WHAT THE TASK REQUIRES
Rewrite the items as a numbered list, leaving out any blank lines, starting from the line with "retweet-count: 421 bbox=[333, 284, 367, 307]" up to and including the line with "heart-icon bbox=[487, 286, 509, 306]".

DATA EXTRACT
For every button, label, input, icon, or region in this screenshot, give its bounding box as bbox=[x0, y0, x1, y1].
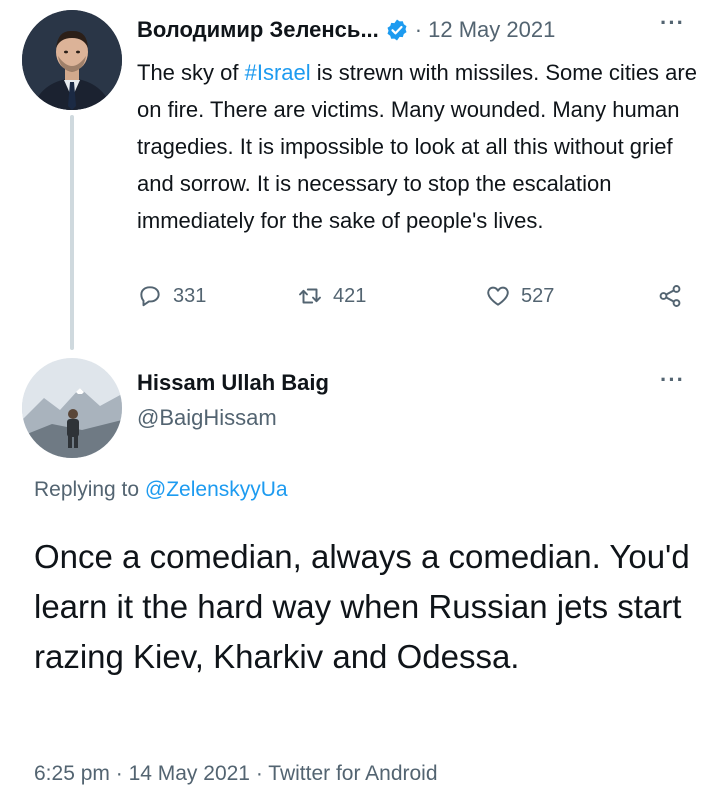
retweet-count: 421 bbox=[333, 284, 367, 307]
retweet-icon bbox=[299, 288, 321, 304]
replying-prefix: Replying to bbox=[34, 478, 145, 501]
reply-author-handle[interactable]: @BaigHissam bbox=[137, 405, 277, 431]
avatar-image bbox=[22, 10, 122, 110]
tweet-text-part: The sky of bbox=[137, 60, 245, 85]
heart-icon bbox=[487, 286, 509, 306]
reply-button[interactable]: 331 bbox=[137, 283, 206, 309]
avatar-baig[interactable] bbox=[22, 358, 122, 458]
more-dots-icon[interactable]: ··· bbox=[660, 367, 685, 393]
like-button[interactable]: 527 bbox=[485, 283, 554, 309]
thread-connector-line bbox=[70, 115, 74, 350]
reply-date[interactable]: 14 May 2021 bbox=[129, 762, 250, 785]
meta-separator: · bbox=[109, 762, 129, 785]
reply-count: 331 bbox=[173, 284, 207, 307]
more-dots-icon[interactable]: ··· bbox=[660, 10, 685, 36]
reply-bubble-icon bbox=[140, 286, 160, 307]
avatar-image bbox=[22, 358, 122, 458]
avatar-zelensky[interactable] bbox=[22, 10, 122, 110]
tweet-actions: 331 421 527 bbox=[137, 283, 697, 319]
meta-separator: · bbox=[249, 762, 269, 785]
reply-author-name[interactable]: Hissam Ullah Baig bbox=[137, 370, 329, 396]
reply-meta: 6:25 pm · 14 May 2021 · Twitter for Andr… bbox=[34, 762, 438, 786]
replying-to-mention[interactable]: @ZelenskyyUa bbox=[145, 478, 288, 501]
reply-text: Once a comedian, always a comedian. You'… bbox=[34, 538, 690, 675]
tweet-date[interactable]: 12 May 2021 bbox=[428, 17, 555, 43]
retweet-button[interactable]: 421 bbox=[297, 283, 366, 309]
reply-source[interactable]: Twitter for Android bbox=[268, 762, 437, 785]
like-count: 527 bbox=[521, 284, 555, 307]
tweet-text-part: is strewn with missiles. Some cities are… bbox=[137, 60, 697, 233]
tweet-author-name[interactable]: Володимир Зеленсь... bbox=[137, 17, 379, 43]
share-icon bbox=[659, 285, 681, 307]
tweet-text: The sky of #Israel is strewn with missil… bbox=[137, 54, 697, 239]
reply-time[interactable]: 6:25 pm bbox=[34, 762, 110, 785]
header-separator: · bbox=[414, 17, 423, 42]
replying-to-line: Replying to @ZelenskyyUa bbox=[34, 478, 288, 502]
share-button[interactable] bbox=[657, 283, 683, 309]
tweet-header: Володимир Зеленсь... · 12 May 2021 bbox=[137, 14, 555, 46]
hashtag-link[interactable]: #Israel bbox=[245, 60, 311, 85]
verified-badge-icon bbox=[385, 18, 409, 42]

RESPONSE FOR THIS EXERCISE
1. retweet-count: 421 bbox=[333, 284, 367, 307]
2. retweet-icon bbox=[299, 288, 321, 304]
3. replying-prefix: Replying to bbox=[34, 478, 145, 501]
4. reply-author-handle[interactable]: @BaigHissam bbox=[137, 405, 277, 431]
5. avatar-image bbox=[22, 10, 122, 110]
6. tweet-text-part: The sky of bbox=[137, 60, 245, 85]
7. heart-icon bbox=[487, 286, 509, 306]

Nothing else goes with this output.